**Given records**
BEGIN
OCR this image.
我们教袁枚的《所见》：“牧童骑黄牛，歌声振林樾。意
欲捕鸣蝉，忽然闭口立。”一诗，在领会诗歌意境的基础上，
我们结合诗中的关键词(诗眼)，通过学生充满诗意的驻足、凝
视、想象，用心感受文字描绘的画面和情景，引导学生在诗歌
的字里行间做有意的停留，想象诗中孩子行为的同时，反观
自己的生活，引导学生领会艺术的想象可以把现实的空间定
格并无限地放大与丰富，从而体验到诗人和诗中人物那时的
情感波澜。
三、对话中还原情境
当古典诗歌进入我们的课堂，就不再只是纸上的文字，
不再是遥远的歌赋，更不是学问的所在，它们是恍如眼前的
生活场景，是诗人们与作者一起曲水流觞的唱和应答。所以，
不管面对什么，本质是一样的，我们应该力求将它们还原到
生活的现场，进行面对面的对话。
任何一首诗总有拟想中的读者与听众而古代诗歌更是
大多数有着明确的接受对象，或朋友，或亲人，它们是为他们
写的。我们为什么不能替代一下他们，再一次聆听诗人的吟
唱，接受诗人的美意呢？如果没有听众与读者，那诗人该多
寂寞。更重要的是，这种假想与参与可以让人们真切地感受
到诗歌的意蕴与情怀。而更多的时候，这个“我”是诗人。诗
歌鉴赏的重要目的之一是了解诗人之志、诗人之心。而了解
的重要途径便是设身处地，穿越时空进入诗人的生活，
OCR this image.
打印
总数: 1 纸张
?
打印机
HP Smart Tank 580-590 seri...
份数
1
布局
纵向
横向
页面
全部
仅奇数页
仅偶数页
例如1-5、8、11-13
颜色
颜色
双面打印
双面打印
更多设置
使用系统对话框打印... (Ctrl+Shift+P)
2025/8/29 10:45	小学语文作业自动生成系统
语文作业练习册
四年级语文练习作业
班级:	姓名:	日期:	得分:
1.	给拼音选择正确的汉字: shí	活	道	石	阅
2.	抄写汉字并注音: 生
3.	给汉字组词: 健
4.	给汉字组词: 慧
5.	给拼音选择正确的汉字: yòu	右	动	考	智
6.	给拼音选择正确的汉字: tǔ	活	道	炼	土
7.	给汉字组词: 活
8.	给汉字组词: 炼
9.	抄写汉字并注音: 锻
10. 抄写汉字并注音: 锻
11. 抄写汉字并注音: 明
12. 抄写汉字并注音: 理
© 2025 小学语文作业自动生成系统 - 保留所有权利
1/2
END
Copy out every line in the listing where the word "抄写汉字并注音" appears.

2.	抄写汉字并注音: 生
9.	抄写汉字并注音: 锻
10. 抄写汉字并注音: 锻
11. 抄写汉字并注音: 明
12. 抄写汉字并注音: 理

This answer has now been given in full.